**Listings of regions and labels**
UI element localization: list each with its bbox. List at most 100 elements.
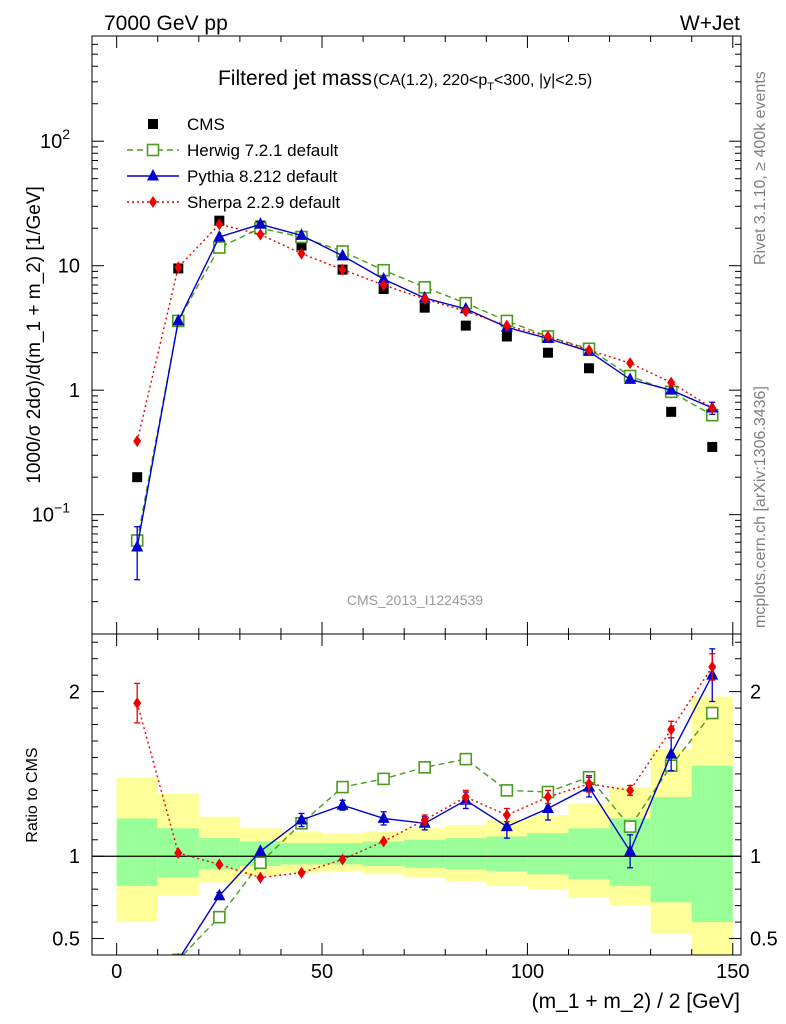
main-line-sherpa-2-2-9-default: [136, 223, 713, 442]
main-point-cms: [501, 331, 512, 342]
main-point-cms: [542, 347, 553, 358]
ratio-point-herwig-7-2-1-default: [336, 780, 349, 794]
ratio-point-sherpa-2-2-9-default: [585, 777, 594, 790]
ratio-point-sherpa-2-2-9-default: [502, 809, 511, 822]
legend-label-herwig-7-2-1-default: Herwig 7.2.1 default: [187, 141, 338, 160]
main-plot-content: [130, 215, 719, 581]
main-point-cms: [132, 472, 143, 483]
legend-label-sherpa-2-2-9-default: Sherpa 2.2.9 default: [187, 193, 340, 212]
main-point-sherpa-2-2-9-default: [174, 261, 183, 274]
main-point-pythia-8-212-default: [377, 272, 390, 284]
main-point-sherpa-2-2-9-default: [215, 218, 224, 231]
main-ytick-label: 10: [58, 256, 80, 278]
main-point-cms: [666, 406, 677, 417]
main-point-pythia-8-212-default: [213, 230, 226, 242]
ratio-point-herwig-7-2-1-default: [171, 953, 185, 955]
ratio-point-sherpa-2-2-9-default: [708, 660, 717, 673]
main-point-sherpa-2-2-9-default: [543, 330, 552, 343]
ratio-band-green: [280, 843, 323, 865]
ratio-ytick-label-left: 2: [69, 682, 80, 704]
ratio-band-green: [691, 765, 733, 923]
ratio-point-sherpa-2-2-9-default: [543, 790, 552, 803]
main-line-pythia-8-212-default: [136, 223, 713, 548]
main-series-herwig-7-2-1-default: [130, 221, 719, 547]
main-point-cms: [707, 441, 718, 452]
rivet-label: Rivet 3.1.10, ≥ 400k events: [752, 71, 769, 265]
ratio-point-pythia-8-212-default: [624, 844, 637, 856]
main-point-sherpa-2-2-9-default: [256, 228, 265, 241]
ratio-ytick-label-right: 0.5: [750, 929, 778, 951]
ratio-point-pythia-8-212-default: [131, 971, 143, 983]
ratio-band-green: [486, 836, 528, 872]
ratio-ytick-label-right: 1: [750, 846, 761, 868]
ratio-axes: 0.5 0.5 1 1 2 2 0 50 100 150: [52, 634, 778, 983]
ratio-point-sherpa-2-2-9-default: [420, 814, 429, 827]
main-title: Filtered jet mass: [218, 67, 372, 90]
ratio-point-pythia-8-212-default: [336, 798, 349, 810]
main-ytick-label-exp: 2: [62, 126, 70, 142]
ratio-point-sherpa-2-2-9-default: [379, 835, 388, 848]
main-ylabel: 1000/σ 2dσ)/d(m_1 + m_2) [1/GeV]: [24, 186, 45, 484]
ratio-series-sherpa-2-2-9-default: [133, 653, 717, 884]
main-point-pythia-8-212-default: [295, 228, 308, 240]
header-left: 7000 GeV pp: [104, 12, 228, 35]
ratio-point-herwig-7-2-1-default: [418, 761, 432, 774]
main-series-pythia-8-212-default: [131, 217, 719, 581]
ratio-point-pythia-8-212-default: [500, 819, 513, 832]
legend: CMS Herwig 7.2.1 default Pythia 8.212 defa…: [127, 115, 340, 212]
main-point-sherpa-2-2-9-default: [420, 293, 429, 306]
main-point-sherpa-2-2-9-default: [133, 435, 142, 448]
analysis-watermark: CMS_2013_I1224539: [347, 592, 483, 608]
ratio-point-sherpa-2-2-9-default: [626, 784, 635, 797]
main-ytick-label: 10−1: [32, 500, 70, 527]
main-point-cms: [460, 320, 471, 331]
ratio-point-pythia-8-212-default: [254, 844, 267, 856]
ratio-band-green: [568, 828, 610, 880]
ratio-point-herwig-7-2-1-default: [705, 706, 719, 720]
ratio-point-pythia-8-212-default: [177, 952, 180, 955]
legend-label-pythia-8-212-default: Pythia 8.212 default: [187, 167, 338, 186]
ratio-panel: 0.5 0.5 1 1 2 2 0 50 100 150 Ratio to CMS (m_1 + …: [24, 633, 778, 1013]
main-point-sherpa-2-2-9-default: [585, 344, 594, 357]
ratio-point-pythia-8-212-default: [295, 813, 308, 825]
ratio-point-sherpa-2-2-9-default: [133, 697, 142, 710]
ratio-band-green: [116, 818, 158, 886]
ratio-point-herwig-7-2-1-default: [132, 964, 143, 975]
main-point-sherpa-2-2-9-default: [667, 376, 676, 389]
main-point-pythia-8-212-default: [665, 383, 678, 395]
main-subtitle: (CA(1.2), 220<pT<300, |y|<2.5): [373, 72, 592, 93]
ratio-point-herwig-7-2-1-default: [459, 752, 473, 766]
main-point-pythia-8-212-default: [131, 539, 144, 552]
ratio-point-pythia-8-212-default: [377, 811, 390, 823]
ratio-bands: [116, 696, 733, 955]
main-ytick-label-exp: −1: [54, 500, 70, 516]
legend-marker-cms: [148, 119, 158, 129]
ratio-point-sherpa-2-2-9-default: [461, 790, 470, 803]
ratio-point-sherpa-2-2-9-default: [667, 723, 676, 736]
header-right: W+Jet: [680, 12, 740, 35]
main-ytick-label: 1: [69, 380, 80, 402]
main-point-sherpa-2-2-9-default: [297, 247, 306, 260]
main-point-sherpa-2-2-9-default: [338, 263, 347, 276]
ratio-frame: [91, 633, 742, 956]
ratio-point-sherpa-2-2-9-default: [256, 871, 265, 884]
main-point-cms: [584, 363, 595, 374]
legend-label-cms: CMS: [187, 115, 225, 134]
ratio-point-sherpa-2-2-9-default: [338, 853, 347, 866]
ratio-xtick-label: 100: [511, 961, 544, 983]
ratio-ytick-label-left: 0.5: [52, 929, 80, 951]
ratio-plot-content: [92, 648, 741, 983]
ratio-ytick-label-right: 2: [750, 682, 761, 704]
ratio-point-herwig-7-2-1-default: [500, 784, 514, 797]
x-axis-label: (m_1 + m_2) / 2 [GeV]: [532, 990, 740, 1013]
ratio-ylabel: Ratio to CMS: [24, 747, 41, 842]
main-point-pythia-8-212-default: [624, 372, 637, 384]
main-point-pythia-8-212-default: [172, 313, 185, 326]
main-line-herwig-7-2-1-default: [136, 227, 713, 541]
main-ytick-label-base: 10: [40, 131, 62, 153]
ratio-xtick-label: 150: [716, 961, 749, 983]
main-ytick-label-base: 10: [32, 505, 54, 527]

**WHAT YOU WILL DO**
Retype every line of the rows above without changing anything, and leave the pictures out.

**IN RESPONSE**
UI element localization: list each with its bbox. List at most 100 elements.
main-line-sherpa-2-2-9-default: [136, 223, 713, 442]
main-point-cms: [501, 331, 512, 342]
main-point-cms: [542, 347, 553, 358]
ratio-point-herwig-7-2-1-default: [336, 780, 349, 794]
ratio-point-sherpa-2-2-9-default: [585, 777, 594, 790]
ratio-point-sherpa-2-2-9-default: [502, 809, 511, 822]
legend-label-herwig-7-2-1-default: Herwig 7.2.1 default: [187, 141, 338, 160]
main-plot-content: [130, 215, 719, 581]
main-point-cms: [132, 472, 143, 483]
legend-label-sherpa-2-2-9-default: Sherpa 2.2.9 default: [187, 193, 340, 212]
main-point-sherpa-2-2-9-default: [174, 261, 183, 274]
main-point-pythia-8-212-default: [377, 272, 390, 284]
main-point-sherpa-2-2-9-default: [215, 218, 224, 231]
main-ytick-label: 10: [58, 256, 80, 278]
main-point-cms: [666, 406, 677, 417]
main-point-pythia-8-212-default: [213, 230, 226, 242]
ratio-point-herwig-7-2-1-default: [171, 953, 185, 955]
ratio-point-sherpa-2-2-9-default: [708, 660, 717, 673]
main-point-sherpa-2-2-9-default: [543, 330, 552, 343]
ratio-band-green: [280, 843, 323, 865]
ratio-ytick-label-left: 2: [69, 682, 80, 704]
ratio-band-green: [691, 765, 733, 923]
ratio-point-sherpa-2-2-9-default: [543, 790, 552, 803]
main-line-pythia-8-212-default: [136, 223, 713, 548]
main-series-herwig-7-2-1-default: [130, 221, 719, 547]
main-point-cms: [707, 441, 718, 452]
rivet-label: Rivet 3.1.10, ≥ 400k events: [752, 71, 769, 265]
ratio-point-pythia-8-212-default: [624, 844, 637, 856]
main-point-sherpa-2-2-9-default: [256, 228, 265, 241]
ratio-ytick-label-right: 0.5: [750, 929, 778, 951]
ratio-point-pythia-8-212-default: [131, 971, 143, 983]
ratio-band-green: [486, 836, 528, 872]
ratio-ytick-label-right: 1: [750, 846, 761, 868]
ratio-axes: 0.5 0.5 1 1 2 2 0 50 100 150: [52, 634, 778, 983]
ratio-point-sherpa-2-2-9-default: [420, 814, 429, 827]
main-title: Filtered jet mass: [218, 67, 372, 90]
ratio-point-pythia-8-212-default: [336, 798, 349, 810]
main-ytick-label-exp: 2: [62, 126, 70, 142]
ratio-point-sherpa-2-2-9-default: [379, 835, 388, 848]
main-ylabel: 1000/σ 2dσ)/d(m_1 + m_2) [1/GeV]: [24, 186, 45, 484]
ratio-series-sherpa-2-2-9-default: [133, 653, 717, 884]
main-point-pythia-8-212-default: [295, 228, 308, 240]
header-left: 7000 GeV pp: [104, 12, 228, 35]
ratio-point-herwig-7-2-1-default: [418, 761, 432, 774]
main-series-pythia-8-212-default: [131, 217, 719, 581]
ratio-point-pythia-8-212-default: [500, 819, 513, 832]
legend: CMS Herwig 7.2.1 default Pythia 8.212 defa…: [127, 115, 340, 212]
main-point-sherpa-2-2-9-default: [420, 293, 429, 306]
main-point-sherpa-2-2-9-default: [133, 435, 142, 448]
analysis-watermark: CMS_2013_I1224539: [347, 592, 483, 608]
ratio-point-sherpa-2-2-9-default: [626, 784, 635, 797]
main-ytick-label: 10−1: [32, 500, 70, 527]
main-point-cms: [460, 320, 471, 331]
ratio-point-pythia-8-212-default: [254, 844, 267, 856]
ratio-band-green: [568, 828, 610, 880]
ratio-point-herwig-7-2-1-default: [705, 706, 719, 720]
ratio-point-pythia-8-212-default: [177, 952, 180, 955]
legend-label-pythia-8-212-default: Pythia 8.212 default: [187, 167, 338, 186]
ratio-panel: 0.5 0.5 1 1 2 2 0 50 100 150 Ratio to CMS (m_1 + …: [24, 633, 778, 1013]
main-point-sherpa-2-2-9-default: [585, 344, 594, 357]
ratio-point-pythia-8-212-default: [295, 813, 308, 825]
ratio-point-sherpa-2-2-9-default: [133, 697, 142, 710]
ratio-band-green: [116, 818, 158, 886]
ratio-point-herwig-7-2-1-default: [132, 964, 143, 975]
main-point-sherpa-2-2-9-default: [667, 376, 676, 389]
main-point-pythia-8-212-default: [665, 383, 678, 395]
main-subtitle: (CA(1.2), 220<pT<300, |y|<2.5): [373, 72, 592, 93]
ratio-point-herwig-7-2-1-default: [459, 752, 473, 766]
main-point-pythia-8-212-default: [131, 539, 144, 552]
ratio-point-pythia-8-212-default: [377, 811, 390, 823]
ratio-bands: [116, 696, 733, 955]
main-ytick-label-exp: −1: [54, 500, 70, 516]
legend-marker-cms: [148, 119, 158, 129]
ratio-point-sherpa-2-2-9-default: [461, 790, 470, 803]
ratio-point-sherpa-2-2-9-default: [667, 723, 676, 736]
header-right: W+Jet: [680, 12, 740, 35]
main-ytick-label: 1: [69, 380, 80, 402]
main-point-sherpa-2-2-9-default: [297, 247, 306, 260]
main-point-sherpa-2-2-9-default: [338, 263, 347, 276]
ratio-frame: [91, 633, 742, 956]
ratio-point-sherpa-2-2-9-default: [256, 871, 265, 884]
main-point-cms: [584, 363, 595, 374]
legend-label-cms: CMS: [187, 115, 225, 134]
ratio-point-sherpa-2-2-9-default: [338, 853, 347, 866]
ratio-xtick-label: 100: [511, 961, 544, 983]
ratio-ytick-label-left: 0.5: [52, 929, 80, 951]
ratio-plot-content: [92, 648, 741, 983]
ratio-ytick-label-right: 2: [750, 682, 761, 704]
ratio-point-herwig-7-2-1-default: [500, 784, 514, 797]
x-axis-label: (m_1 + m_2) / 2 [GeV]: [532, 990, 740, 1013]
ratio-ylabel: Ratio to CMS: [24, 747, 41, 842]
main-point-pythia-8-212-default: [624, 372, 637, 384]
main-point-pythia-8-212-default: [172, 313, 185, 326]
main-line-herwig-7-2-1-default: [136, 227, 713, 541]
main-ytick-label-base: 10: [40, 131, 62, 153]
ratio-xtick-label: 150: [716, 961, 749, 983]
main-ytick-label-base: 10: [32, 505, 54, 527]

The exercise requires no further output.